Supplied text >>
We also have to keep in mind that the 'wrong thing' is often depending on circumstances - something that is very hard to code in a function. Sometimes, accepting a bribe to go to war may be a good thing, sometimes it isn't. Discerning this is, for now, the sole territory of the human players. I guess that incorporating the nuances people are demanding and incorporating them in such a fashion they'll work consistently is beyond the current capacity of any games developper.

As it is, Stardock prouded itself on creating an AI that didn't need to resort to cheating to provide a challenge to players. Compared to many other games, this is quite a unique feature and something they did deliver. They never claimed the AI would be unbeatable. They claimed it would be bound to the same rules as human players and this is quite a stringent restriction they put on themselves. Given the limited space they allowed themselves, I have to say they did a pretty good job.
Reply #31 Top
Though I respect your well written critics, based on your gameplay experiences, I'd say it's unfair to compare GalCiv 2 with the Civ series based on the AI coding. At least in GalCiv2 the ''decent-but-still-stupid - AI- the-hardcores-will never-be-content-with'' doesn't cheat at respectable difficulty levels, while in a medium game of Civ 4 you can witness ruthless AIs constantly declaring wars out of a whim, with no reason. I like to know the motives to go to war. Firaxis' AI ( Civ III & 4 ) constantly cheat and instantly trade techs between them; the human player can't. In GalCiv2 you can easily ( maybe too much I admit ) trade techs even at higher levels. This makes the game easier, but at least an ally is an ally and won't break the treaties without motives.

I never played a TBS - even the best of the best , including my fave Moo2 - presenting a constant challenge through the later stages of a long campaign. Dominating a GalCiv 2 map is no more tedious than a dozen classics out there.
Reply #32 Top
@Master Marcus

And I can see by your Icon you played Alpha Centauri, a fun TBS that suffered from all the issues that you mentioned, but was still great.

Ultimately, I don't think the issue is with GalCiv II, it's with what TBS is and what it isn't.
I like the game, it offers a challenge, and I feel like most of the people that post about "issues" with the AI aren't considerate enough of the difficulty writing AI.

If you want to make a game moddable, then most of the AI goes out the window: AI that can be written for a game depends on a finite set of rules to be cross-referenced and evalutated, and modding opens that up many times over.

Material shown >>
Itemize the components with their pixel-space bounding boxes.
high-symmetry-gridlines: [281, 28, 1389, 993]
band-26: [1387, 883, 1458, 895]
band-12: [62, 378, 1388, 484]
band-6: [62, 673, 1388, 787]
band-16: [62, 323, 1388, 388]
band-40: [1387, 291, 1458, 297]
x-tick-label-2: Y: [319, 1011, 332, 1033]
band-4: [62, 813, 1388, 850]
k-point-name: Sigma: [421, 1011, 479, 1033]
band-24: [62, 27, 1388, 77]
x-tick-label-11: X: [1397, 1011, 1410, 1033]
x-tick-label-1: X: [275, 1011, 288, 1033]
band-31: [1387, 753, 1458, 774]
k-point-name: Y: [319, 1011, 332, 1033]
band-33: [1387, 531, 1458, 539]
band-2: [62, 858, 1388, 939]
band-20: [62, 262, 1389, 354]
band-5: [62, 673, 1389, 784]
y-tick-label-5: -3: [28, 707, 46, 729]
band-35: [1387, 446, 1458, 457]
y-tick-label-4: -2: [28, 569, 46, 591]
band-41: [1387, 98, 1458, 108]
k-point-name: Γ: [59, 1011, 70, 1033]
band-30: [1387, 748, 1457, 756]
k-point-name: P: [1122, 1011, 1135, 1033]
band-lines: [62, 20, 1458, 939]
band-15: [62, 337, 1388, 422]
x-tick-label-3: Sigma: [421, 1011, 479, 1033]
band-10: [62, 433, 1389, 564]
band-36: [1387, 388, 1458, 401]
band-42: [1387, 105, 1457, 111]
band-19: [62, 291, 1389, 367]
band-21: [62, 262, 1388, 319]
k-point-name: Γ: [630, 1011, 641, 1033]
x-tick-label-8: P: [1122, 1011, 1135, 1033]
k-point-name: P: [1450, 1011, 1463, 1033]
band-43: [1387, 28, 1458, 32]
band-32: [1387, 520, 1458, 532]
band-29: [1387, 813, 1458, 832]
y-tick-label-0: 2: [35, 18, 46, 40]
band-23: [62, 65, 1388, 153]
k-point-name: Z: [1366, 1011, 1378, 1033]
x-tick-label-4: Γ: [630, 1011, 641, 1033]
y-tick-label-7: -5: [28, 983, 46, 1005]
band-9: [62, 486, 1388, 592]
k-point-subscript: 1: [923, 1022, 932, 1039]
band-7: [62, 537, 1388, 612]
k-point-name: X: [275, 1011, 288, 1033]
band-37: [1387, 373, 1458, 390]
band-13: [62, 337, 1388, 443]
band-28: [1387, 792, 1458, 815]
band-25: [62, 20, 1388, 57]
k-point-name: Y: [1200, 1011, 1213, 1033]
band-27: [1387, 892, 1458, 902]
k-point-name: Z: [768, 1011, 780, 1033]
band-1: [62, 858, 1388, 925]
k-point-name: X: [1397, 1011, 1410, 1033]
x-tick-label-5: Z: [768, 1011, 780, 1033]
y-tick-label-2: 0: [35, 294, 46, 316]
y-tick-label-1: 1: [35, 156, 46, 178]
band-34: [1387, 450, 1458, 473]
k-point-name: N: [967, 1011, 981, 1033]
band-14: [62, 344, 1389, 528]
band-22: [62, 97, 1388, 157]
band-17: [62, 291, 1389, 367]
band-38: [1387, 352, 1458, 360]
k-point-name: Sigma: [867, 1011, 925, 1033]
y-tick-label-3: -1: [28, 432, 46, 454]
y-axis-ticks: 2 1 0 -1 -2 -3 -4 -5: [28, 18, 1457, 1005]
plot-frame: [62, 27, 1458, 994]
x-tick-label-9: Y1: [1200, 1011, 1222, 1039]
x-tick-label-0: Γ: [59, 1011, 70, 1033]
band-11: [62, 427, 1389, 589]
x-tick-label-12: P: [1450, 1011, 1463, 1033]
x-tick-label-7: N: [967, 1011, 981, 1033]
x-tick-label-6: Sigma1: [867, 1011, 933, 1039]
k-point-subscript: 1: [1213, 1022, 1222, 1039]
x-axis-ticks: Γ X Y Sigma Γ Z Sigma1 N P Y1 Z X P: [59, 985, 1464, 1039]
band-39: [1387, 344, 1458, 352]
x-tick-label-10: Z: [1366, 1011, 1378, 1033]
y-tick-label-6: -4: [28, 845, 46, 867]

Tasks to complete >>
1. Answer these from the forum thread:
(a) According to the thread, what did Stardock claim its AI would be bound to?
(b) What does the Reply #31 writer say Firaxis' AI does between its players that the human player can't?
(c) In Reply #32, what happens to most of the AI if a game is made moddable?
2. List every individual game title named in the forum thread. Leave out references to whole series.
3. Please reproduce the stretch of the forum thread from "I never played" through "many times over.".

Answers provided >>
1.
(a) The same rules as human players.
(b) It instantly trades techs between them.
(c) Most of the AI goes out the window.

2.
GalCiv 2 (also written GalCiv2 and GalCiv II)
Civ III
Civ 4
Moo2
Alpha Centauri

3.
I never played a TBS - even the best of the best , including my fave Moo2 - presenting a constant challenge through the later stages of a long campaign. Dominating a GalCiv 2 map is no more tedious than a dozen classics out there.
Reply #32 Top
@Master Marcus

And I can see by your Icon you played Alpha Centauri, a fun TBS that suffered from all the issues that you mentioned, but was still great.

Ultimately, I don't think the issue is with GalCiv II, it's with what TBS is and what it isn't.
I like the game, it offers a challenge, and I feel like most of the people that post about "issues" with the AI aren't considerate enough of the difficulty writing AI.

If you want to make a game moddable, then most of the AI goes out the window: AI that can be written for a game depends on a finite set of rules to be cross-referenced and evalutated, and modding opens that up many times over.